INSTRUCTIONS FOR THE TASK: Report the number of lines that include "vertical", with no additional text.

Extracted records:
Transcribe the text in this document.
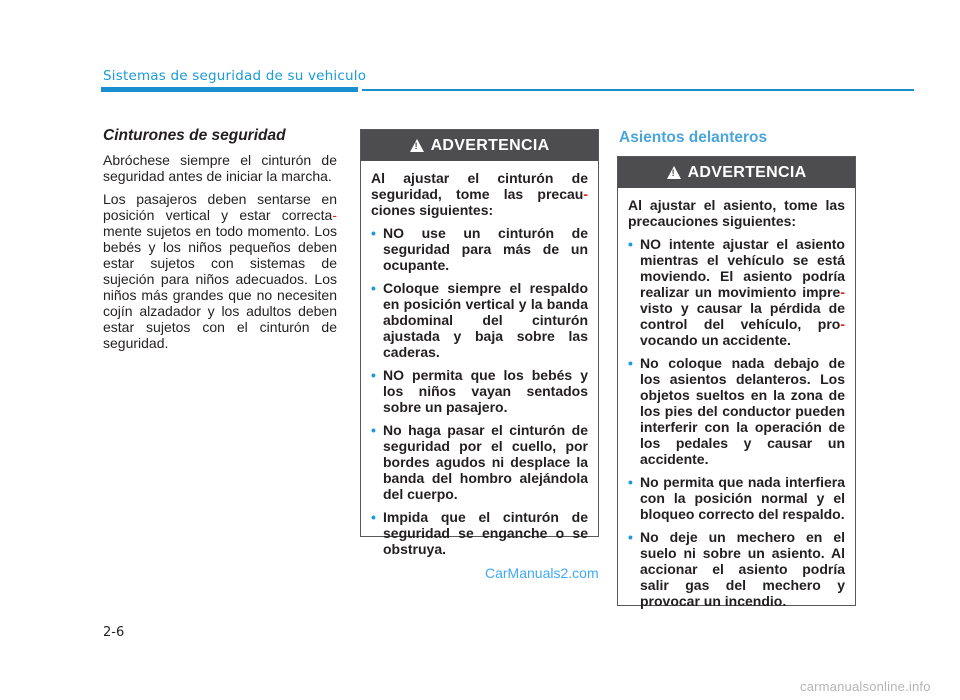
Sistemas de seguridad de su vehiculo
Cinturones de seguridad

Abróchese siempre el cinturón de seguridad antes de iniciar la marcha.

Los pasajeros deben sentarse en posición vertical y estar correcta- mente sujetos en todo momento. Los bebés y los niños pequeños deben estar sujetos con sistemas de sujeción para niños adecuados. Los niños más grandes que no necesiten cojín alzadador y los adultos deben estar sujetos con el cinturón de seguridad.

! ADVERTENCIA

Al ajustar el cinturón de seguridad, tome las precau- ciones siguientes:

• NO use un cinturón de seguridad para más de un ocupante.
• Coloque siempre el respaldo en posición vertical y la banda abdominal del cinturón ajustada y baja sobre las caderas.
• NO permita que los bebés y los niños vayan sentados sobre un pasajero.
• No haga pasar el cinturón de seguridad por el cuello, por bordes agudos ni desplace la banda del hombro alejándola del cuerpo.
• Impida que el cinturón de seguridad se enganche o se obstruya.
Asientos delanteros
! ADVERTENCIA

Al ajustar el asiento, tome las precauciones siguientes:

• NO intente ajustar el asiento mientras el vehículo se está moviendo. El asiento podría realizar un movimiento impre- visto y causar la pérdida de control del vehículo, pro- vocando un accidente.
• No coloque nada debajo de los asientos delanteros. Los objetos sueltos en la zona de los pies del conductor pueden interferir con la operación de los pedales y causar un accidente.
• No permita que nada interfiera con la posición normal y el bloqueo correcto del respaldo.
• No deje un mechero en el suelo ni sobre un asiento. Al accionar el asiento podría salir gas del mechero y provocar un incendio.
2-6
CarManuals2.com
carmanualsonline.info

RESULT OF THIS TASK: 2